__Information provided__
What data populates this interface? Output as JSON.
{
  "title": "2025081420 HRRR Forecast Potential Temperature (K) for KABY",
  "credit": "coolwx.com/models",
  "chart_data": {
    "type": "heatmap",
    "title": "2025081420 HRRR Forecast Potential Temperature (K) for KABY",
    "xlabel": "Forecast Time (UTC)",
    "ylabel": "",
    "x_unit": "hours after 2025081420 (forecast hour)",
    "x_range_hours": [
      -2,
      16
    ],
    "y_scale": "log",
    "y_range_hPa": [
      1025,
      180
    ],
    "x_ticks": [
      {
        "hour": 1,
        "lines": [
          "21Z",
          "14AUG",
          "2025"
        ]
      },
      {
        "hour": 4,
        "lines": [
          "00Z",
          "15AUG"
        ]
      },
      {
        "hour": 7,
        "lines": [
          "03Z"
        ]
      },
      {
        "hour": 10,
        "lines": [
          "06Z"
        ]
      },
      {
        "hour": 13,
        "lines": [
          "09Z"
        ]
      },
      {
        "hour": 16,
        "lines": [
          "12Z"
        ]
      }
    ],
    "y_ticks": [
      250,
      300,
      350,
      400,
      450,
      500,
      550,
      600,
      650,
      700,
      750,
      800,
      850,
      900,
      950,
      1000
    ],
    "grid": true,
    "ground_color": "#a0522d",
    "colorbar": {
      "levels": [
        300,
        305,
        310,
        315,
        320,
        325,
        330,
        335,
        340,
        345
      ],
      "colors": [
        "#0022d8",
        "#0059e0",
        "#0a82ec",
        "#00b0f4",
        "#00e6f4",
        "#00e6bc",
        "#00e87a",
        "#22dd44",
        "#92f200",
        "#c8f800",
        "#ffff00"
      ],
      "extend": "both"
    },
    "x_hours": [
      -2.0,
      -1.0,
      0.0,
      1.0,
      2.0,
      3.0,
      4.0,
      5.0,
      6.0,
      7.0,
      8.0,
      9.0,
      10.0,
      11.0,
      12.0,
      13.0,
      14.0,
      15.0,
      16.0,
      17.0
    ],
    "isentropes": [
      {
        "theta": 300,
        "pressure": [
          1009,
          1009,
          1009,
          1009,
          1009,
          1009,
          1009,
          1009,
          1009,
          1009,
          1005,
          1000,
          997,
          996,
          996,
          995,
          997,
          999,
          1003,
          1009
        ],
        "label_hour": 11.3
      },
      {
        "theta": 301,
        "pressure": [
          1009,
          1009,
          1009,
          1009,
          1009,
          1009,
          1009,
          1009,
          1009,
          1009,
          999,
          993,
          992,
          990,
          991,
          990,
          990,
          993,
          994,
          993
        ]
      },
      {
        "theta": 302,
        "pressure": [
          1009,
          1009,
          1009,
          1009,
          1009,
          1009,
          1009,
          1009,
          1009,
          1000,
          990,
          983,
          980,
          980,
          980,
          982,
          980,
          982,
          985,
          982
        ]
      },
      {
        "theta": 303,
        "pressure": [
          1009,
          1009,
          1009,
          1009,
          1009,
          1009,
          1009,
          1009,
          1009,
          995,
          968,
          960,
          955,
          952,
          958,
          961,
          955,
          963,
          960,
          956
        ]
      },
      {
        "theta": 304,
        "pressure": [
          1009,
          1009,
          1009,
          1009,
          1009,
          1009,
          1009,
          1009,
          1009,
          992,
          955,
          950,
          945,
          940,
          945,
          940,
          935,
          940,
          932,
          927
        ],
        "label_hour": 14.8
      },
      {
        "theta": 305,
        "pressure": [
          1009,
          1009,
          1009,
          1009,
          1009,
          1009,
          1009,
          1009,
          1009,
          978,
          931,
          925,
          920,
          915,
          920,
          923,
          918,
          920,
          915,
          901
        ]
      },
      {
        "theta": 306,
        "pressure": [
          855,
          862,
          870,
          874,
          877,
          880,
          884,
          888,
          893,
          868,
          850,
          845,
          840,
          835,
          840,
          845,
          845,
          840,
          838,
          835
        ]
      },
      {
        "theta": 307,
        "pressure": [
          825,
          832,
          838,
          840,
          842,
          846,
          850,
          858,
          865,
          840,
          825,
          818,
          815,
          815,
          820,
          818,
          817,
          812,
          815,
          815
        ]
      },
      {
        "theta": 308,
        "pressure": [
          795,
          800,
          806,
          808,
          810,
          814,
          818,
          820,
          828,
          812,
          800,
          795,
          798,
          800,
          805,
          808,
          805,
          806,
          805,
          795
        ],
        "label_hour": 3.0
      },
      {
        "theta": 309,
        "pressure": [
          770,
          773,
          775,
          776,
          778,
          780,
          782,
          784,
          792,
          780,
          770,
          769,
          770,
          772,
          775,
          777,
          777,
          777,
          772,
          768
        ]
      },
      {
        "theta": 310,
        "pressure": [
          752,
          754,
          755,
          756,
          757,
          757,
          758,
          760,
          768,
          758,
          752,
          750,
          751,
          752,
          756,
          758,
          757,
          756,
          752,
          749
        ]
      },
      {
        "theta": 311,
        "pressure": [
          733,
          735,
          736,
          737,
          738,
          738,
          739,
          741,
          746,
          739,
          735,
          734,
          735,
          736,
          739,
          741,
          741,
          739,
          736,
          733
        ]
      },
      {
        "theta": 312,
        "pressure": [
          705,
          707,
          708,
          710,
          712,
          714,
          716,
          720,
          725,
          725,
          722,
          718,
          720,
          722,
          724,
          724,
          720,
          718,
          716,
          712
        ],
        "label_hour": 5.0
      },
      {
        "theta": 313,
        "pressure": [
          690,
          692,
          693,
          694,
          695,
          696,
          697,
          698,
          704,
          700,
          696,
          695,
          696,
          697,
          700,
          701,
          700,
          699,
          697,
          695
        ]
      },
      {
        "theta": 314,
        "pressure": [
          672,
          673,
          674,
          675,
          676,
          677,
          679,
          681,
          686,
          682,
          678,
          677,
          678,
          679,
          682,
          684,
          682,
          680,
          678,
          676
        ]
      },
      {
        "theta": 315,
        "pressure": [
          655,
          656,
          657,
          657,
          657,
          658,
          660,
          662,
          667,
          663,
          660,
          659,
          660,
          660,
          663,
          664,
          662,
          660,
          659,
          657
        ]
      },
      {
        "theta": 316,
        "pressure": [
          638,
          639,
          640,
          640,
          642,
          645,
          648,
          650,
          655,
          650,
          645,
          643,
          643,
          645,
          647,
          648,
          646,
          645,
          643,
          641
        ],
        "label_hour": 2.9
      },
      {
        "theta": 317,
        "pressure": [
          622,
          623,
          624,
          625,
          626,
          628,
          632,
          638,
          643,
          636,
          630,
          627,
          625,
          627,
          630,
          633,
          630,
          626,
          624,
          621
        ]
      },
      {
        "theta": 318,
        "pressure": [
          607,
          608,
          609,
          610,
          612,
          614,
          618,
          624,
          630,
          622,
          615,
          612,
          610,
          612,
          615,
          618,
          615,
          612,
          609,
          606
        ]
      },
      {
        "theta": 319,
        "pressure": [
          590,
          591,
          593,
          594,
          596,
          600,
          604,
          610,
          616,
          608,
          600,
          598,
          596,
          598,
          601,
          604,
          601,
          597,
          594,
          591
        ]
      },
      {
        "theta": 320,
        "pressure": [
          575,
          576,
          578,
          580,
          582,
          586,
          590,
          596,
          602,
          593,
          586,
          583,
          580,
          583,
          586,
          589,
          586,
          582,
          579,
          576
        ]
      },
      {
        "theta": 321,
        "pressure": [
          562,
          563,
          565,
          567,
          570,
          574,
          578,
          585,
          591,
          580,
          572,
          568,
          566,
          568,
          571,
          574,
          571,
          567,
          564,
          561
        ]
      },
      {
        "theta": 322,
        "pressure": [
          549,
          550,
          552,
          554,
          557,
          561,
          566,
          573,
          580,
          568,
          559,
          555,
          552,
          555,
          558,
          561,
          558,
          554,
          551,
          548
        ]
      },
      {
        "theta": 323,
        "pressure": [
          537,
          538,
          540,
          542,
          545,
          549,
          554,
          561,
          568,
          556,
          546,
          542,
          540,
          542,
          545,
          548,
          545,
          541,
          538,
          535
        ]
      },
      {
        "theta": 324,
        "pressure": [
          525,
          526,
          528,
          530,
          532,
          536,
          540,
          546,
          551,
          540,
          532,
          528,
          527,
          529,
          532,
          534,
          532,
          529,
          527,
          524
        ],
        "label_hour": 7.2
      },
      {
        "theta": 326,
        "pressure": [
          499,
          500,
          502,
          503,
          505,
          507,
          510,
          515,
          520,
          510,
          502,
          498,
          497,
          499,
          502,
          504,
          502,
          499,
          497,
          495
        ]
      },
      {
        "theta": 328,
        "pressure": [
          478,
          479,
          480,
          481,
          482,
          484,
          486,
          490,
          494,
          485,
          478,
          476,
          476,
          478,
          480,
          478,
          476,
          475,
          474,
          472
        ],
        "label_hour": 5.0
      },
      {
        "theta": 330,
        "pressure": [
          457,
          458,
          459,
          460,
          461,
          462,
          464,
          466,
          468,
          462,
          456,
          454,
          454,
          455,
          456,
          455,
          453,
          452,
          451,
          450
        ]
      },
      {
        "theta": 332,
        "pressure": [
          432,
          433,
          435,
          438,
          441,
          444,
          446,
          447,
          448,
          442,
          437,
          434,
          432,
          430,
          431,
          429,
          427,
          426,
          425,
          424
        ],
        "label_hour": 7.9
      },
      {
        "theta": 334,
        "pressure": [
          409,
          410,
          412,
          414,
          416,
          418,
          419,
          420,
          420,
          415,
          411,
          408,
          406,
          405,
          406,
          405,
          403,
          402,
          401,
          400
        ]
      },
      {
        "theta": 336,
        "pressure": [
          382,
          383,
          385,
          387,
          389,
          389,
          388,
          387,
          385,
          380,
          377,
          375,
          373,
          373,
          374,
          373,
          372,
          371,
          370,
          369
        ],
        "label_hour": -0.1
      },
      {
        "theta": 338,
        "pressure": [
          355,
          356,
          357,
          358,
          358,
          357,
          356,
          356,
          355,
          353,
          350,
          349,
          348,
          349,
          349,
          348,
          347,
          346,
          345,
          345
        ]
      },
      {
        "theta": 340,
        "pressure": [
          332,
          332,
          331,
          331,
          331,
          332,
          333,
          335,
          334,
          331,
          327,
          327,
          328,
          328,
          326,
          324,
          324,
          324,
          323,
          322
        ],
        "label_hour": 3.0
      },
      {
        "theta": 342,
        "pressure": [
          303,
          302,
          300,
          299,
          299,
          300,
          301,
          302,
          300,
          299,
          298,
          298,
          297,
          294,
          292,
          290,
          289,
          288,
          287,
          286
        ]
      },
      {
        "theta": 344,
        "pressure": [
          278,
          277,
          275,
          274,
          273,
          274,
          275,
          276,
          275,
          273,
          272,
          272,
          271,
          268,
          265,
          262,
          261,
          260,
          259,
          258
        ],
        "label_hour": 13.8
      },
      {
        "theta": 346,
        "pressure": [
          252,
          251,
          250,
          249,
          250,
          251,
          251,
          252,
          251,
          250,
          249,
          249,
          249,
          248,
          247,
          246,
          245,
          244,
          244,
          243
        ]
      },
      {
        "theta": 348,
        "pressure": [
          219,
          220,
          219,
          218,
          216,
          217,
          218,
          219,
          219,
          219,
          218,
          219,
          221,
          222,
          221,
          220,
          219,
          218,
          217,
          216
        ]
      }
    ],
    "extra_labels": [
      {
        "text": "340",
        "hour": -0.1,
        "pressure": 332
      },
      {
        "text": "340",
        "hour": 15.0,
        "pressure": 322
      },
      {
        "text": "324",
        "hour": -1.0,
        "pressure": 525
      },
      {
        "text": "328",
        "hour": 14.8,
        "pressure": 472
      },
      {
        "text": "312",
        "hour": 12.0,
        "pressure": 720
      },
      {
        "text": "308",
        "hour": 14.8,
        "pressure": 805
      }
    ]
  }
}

__To be done__
Copy each line from the records above that includes the string "KABY".

__Answer__
  "title": "2025081420 HRRR Forecast Potential Temperature (K) for KABY",
    "title": "2025081420 HRRR Forecast Potential Temperature (K) for KABY",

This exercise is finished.